Your task:
Leave out any pictures and transcribe all other data below exactly.

Saved entries:
::::

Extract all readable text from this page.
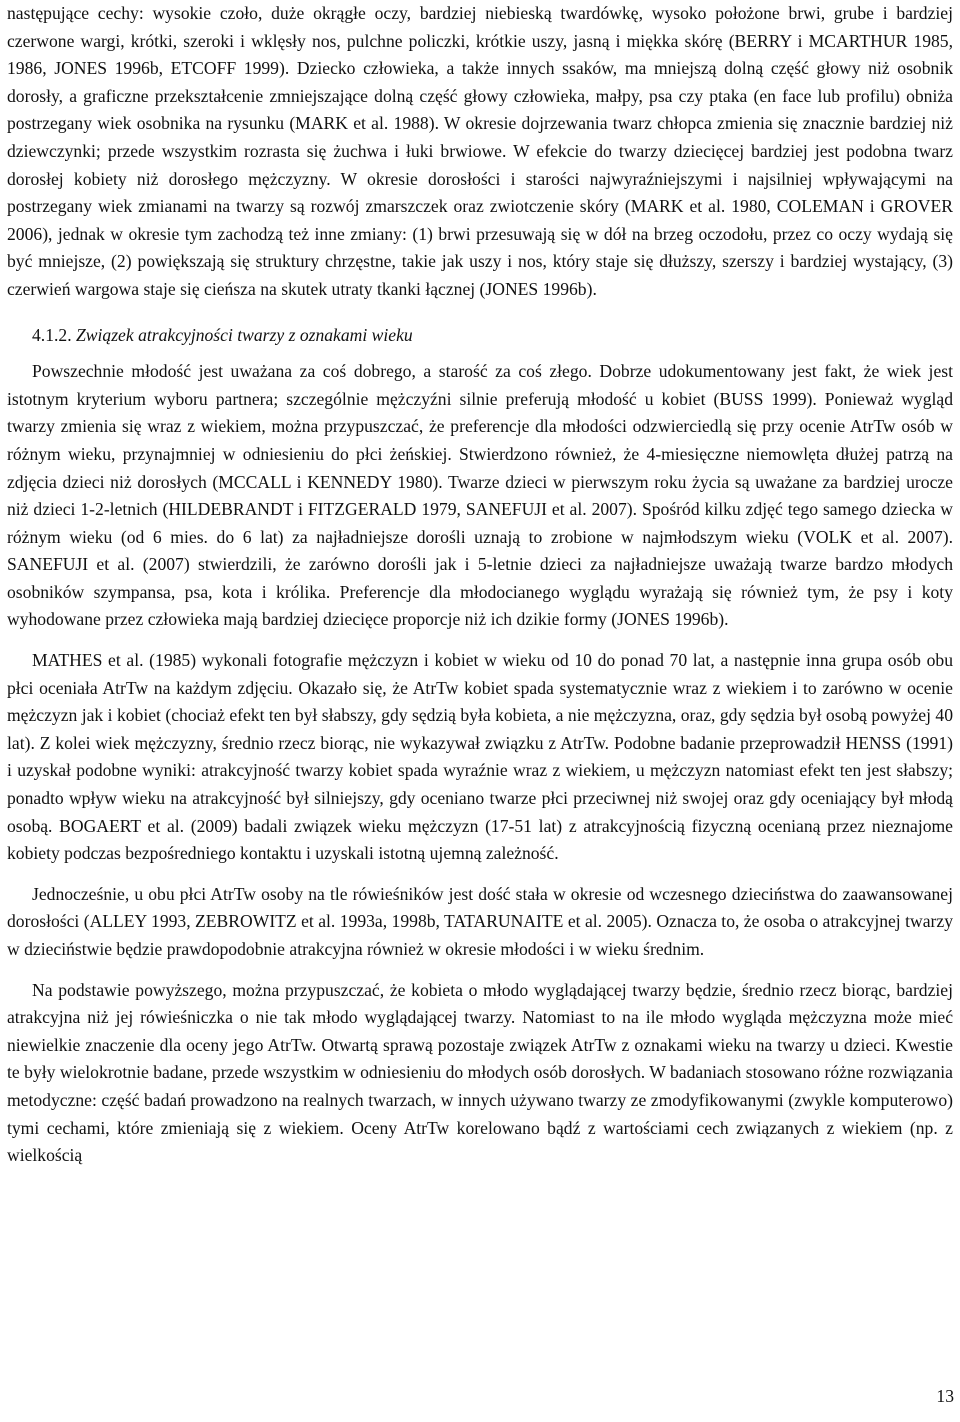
następujące cechy: wysokie czoło, duże okrągłe oczy, bardziej niebieską twardówkę, wysoko położone brwi, grube i bardziej czerwone wargi, krótki, szeroki i wklęsły nos, pulchne policzki, krótkie uszy, jasną i miękka skórę (BERRY i MCARTHUR 1985, 1986, JONES 1996b, ETCOFF 1999). Dziecko człowieka, a także innych ssaków, ma mniejszą dolną część głowy niż osobnik dorosły, a graficzne przekształcenie zmniejszające dolną część głowy człowieka, małpy, psa czy ptaka (en face lub profilu) obniża postrzegany wiek osobnika na rysunku (MARK et al. 1988). W okresie dojrzewania twarz chłopca zmienia się znacznie bardziej niż dziewczynki; przede wszystkim rozrasta się żuchwa i łuki brwiowe. W efekcie do twarzy dziecięcej bardziej jest podobna twarz dorosłej kobiety niż dorosłego mężczyzny. W okresie dorosłości i starości najwyraźniejszymi i najsilniej wpływającymi na postrzegany wiek zmianami na twarzy są rozwój zmarszczek oraz zwiotczenie skóry (MARK et al. 1980, COLEMAN i GROVER 2006), jednak w okresie tym zachodzą też inne zmiany: (1) brwi przesuwają się w dół na brzeg oczodołu, przez co oczy wydają się być mniejsze, (2) powiększają się struktury chrzęstne, takie jak uszy i nos, który staje się dłuższy, szerszy i bardziej wystający, (3) czerwień wargowa staje się cieńsza na skutek utraty tkanki łącznej (JONES 1996b).

4.1.2. Związek atrakcyjności twarzy z oznakami wieku

Powszechnie młodość jest uważana za coś dobrego, a starość za coś złego. Dobrze udokumentowany jest fakt, że wiek jest istotnym kryterium wyboru partnera; szczególnie mężczyźni silnie preferują młodość u kobiet (BUSS 1999). Ponieważ wygląd twarzy zmienia się wraz z wiekiem, można przypuszczać, że preferencje dla młodości odzwierciedlą się przy ocenie AtrTw osób w różnym wieku, przynajmniej w odniesieniu do płci żeńskiej. Stwierdzono również, że 4-miesięczne niemowlęta dłużej patrzą na zdjęcia dzieci niż dorosłych (MCCALL i KENNEDY 1980). Twarze dzieci w pierwszym roku życia są uważane za bardziej urocze niż dzieci 1-2-letnich (HILDEBRANDT i FITZGERALD 1979, SANEFUJI et al. 2007). Spośród kilku zdjęć tego samego dziecka w różnym wieku (od 6 mies. do 6 lat) za najładniejsze dorośli uznają to zrobione w najmłodszym wieku (VOLK et al. 2007). SANEFUJI et al. (2007) stwierdzili, że zarówno dorośli jak i 5-letnie dzieci za najładniejsze uważają twarze bardzo młodych osobników szympansa, psa, kota i królika. Preferencje dla młodocianego wyglądu wyrażają się również tym, że psy i koty wyhodowane przez człowieka mają bardziej dziecięce proporcje niż ich dzikie formy (JONES 1996b).

MATHES et al. (1985) wykonali fotografie mężczyzn i kobiet w wieku od 10 do ponad 70 lat, a następnie inna grupa osób obu płci oceniała AtrTw na każdym zdjęciu. Okazało się, że AtrTw kobiet spada systematycznie wraz z wiekiem i to zarówno w ocenie mężczyzn jak i kobiet (chociaż efekt ten był słabszy, gdy sędzią była kobieta, a nie mężczyzna, oraz, gdy sędzia był osobą powyżej 40 lat). Z kolei wiek mężczyzny, średnio rzecz biorąc, nie wykazywał związku z AtrTw. Podobne badanie przeprowadził HENSS (1991) i uzyskał podobne wyniki: atrakcyjność twarzy kobiet spada wyraźnie wraz z wiekiem, u mężczyzn natomiast efekt ten jest słabszy; ponadto wpływ wieku na atrakcyjność był silniejszy, gdy oceniano twarze płci przeciwnej niż swojej oraz gdy oceniający był młodą osobą. BOGAERT et al. (2009) badali związek wieku mężczyzn (17-51 lat) z atrakcyjnością fizyczną ocenianą przez nieznajome kobiety podczas bezpośredniego kontaktu i uzyskali istotną ujemną zależność.

Jednocześnie, u obu płci AtrTw osoby na tle rówieśników jest dość stała w okresie od wczesnego dzieciństwa do zaawansowanej dorosłości (ALLEY 1993, ZEBROWITZ et al. 1993a, 1998b, TATARUNAITE et al. 2005). Oznacza to, że osoba o atrakcyjnej twarzy w dzieciństwie będzie prawdopodobnie atrakcyjna również w okresie młodości i w wieku średnim.

Na podstawie powyższego, można przypuszczać, że kobieta o młodo wyglądającej twarzy będzie, średnio rzecz biorąc, bardziej atrakcyjna niż jej rówieśniczka o nie tak młodo wyglądającej twarzy. Natomiast to na ile młodo wygląda mężczyzna może mieć niewielkie znaczenie dla oceny jego AtrTw. Otwartą sprawą pozostaje związek AtrTw z oznakami wieku na twarzy u dzieci. Kwestie te były wielokrotnie badane, przede wszystkim w odniesieniu do młodych osób dorosłych. W badaniach stosowano różne rozwiązania metodyczne: część badań prowadzono na realnych twarzach, w innych używano twarzy ze zmodyfikowanymi (zwykle komputerowo) tymi cechami, które zmieniają się z wiekiem. Oceny AtrTw korelowano bądź z wartościami cech związanych z wiekiem (np. z wielkością

13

::::

Solution below:
Extract all readable text from this page.
następujące cechy: wysokie czoło, duże okrągłe oczy, bardziej niebieską twardówkę, wysoko położone brwi, grube i bardziej czerwone wargi, krótki, szeroki i wklęsły nos, pulchne policzki, krótkie uszy, jasną i miękka skórę (BERRY i MCARTHUR 1985, 1986, JONES 1996b, ETCOFF 1999). Dziecko człowieka, a także innych ssaków, ma mniejszą dolną część głowy niż osobnik dorosły, a graficzne przekształcenie zmniejszające dolną część głowy człowieka, małpy, psa czy ptaka (en face lub profilu) obniża postrzegany wiek osobnika na rysunku (MARK et al. 1988). W okresie dojrzewania twarz chłopca zmienia się znacznie bardziej niż dziewczynki; przede wszystkim rozrasta się żuchwa i łuki brwiowe. W efekcie do twarzy dziecięcej bardziej jest podobna twarz dorosłej kobiety niż dorosłego mężczyzny. W okresie dorosłości i starości najwyraźniejszymi i najsilniej wpływającymi na postrzegany wiek zmianami na twarzy są rozwój zmarszczek oraz zwiotczenie skóry (MARK et al. 1980, COLEMAN i GROVER 2006), jednak w okresie tym zachodzą też inne zmiany: (1) brwi przesuwają się w dół na brzeg oczodołu, przez co oczy wydają się być mniejsze, (2) powiększają się struktury chrzęstne, takie jak uszy i nos, który staje się dłuższy, szerszy i bardziej wystający, (3) czerwień wargowa staje się cieńsza na skutek utraty tkanki łącznej (JONES 1996b).

4.1.2. Związek atrakcyjności twarzy z oznakami wieku

Powszechnie młodość jest uważana za coś dobrego, a starość za coś złego. Dobrze udokumentowany jest fakt, że wiek jest istotnym kryterium wyboru partnera; szczególnie mężczyźni silnie preferują młodość u kobiet (BUSS 1999). Ponieważ wygląd twarzy zmienia się wraz z wiekiem, można przypuszczać, że preferencje dla młodości odzwierciedlą się przy ocenie AtrTw osób w różnym wieku, przynajmniej w odniesieniu do płci żeńskiej. Stwierdzono również, że 4-miesięczne niemowlęta dłużej patrzą na zdjęcia dzieci niż dorosłych (MCCALL i KENNEDY 1980). Twarze dzieci w pierwszym roku życia są uważane za bardziej urocze niż dzieci 1-2-letnich (HILDEBRANDT i FITZGERALD 1979, SANEFUJI et al. 2007). Spośród kilku zdjęć tego samego dziecka w różnym wieku (od 6 mies. do 6 lat) za najładniejsze dorośli uznają to zrobione w najmłodszym wieku (VOLK et al. 2007). SANEFUJI et al. (2007) stwierdzili, że zarówno dorośli jak i 5-letnie dzieci za najładniejsze uważają twarze bardzo młodych osobników szympansa, psa, kota i królika. Preferencje dla młodocianego wyglądu wyrażają się również tym, że psy i koty wyhodowane przez człowieka mają bardziej dziecięce proporcje niż ich dzikie formy (JONES 1996b).

MATHES et al. (1985) wykonali fotografie mężczyzn i kobiet w wieku od 10 do ponad 70 lat, a następnie inna grupa osób obu płci oceniała AtrTw na każdym zdjęciu. Okazało się, że AtrTw kobiet spada systematycznie wraz z wiekiem i to zarówno w ocenie mężczyzn jak i kobiet (chociaż efekt ten był słabszy, gdy sędzią była kobieta, a nie mężczyzna, oraz, gdy sędzia był osobą powyżej 40 lat). Z kolei wiek mężczyzny, średnio rzecz biorąc, nie wykazywał związku z AtrTw. Podobne badanie przeprowadził HENSS (1991) i uzyskał podobne wyniki: atrakcyjność twarzy kobiet spada wyraźnie wraz z wiekiem, u mężczyzn natomiast efekt ten jest słabszy; ponadto wpływ wieku na atrakcyjność był silniejszy, gdy oceniano twarze płci przeciwnej niż swojej oraz gdy oceniający był młodą osobą. BOGAERT et al. (2009) badali związek wieku mężczyzn (17-51 lat) z atrakcyjnością fizyczną ocenianą przez nieznajome kobiety podczas bezpośredniego kontaktu i uzyskali istotną ujemną zależność.

Jednocześnie, u obu płci AtrTw osoby na tle rówieśników jest dość stała w okresie od wczesnego dzieciństwa do zaawansowanej dorosłości (ALLEY 1993, ZEBROWITZ et al. 1993a, 1998b, TATARUNAITE et al. 2005). Oznacza to, że osoba o atrakcyjnej twarzy w dzieciństwie będzie prawdopodobnie atrakcyjna również w okresie młodości i w wieku średnim.

Na podstawie powyższego, można przypuszczać, że kobieta o młodo wyglądającej twarzy będzie, średnio rzecz biorąc, bardziej atrakcyjna niż jej rówieśniczka o nie tak młodo wyglądającej twarzy. Natomiast to na ile młodo wygląda mężczyzna może mieć niewielkie znaczenie dla oceny jego AtrTw. Otwartą sprawą pozostaje związek AtrTw z oznakami wieku na twarzy u dzieci. Kwestie te były wielokrotnie badane, przede wszystkim w odniesieniu do młodych osób dorosłych. W badaniach stosowano różne rozwiązania metodyczne: część badań prowadzono na realnych twarzach, w innych używano twarzy ze zmodyfikowanymi (zwykle komputerowo) tymi cechami, które zmieniają się z wiekiem. Oceny AtrTw korelowano bądź z wartościami cech związanych z wiekiem (np. z wielkością

13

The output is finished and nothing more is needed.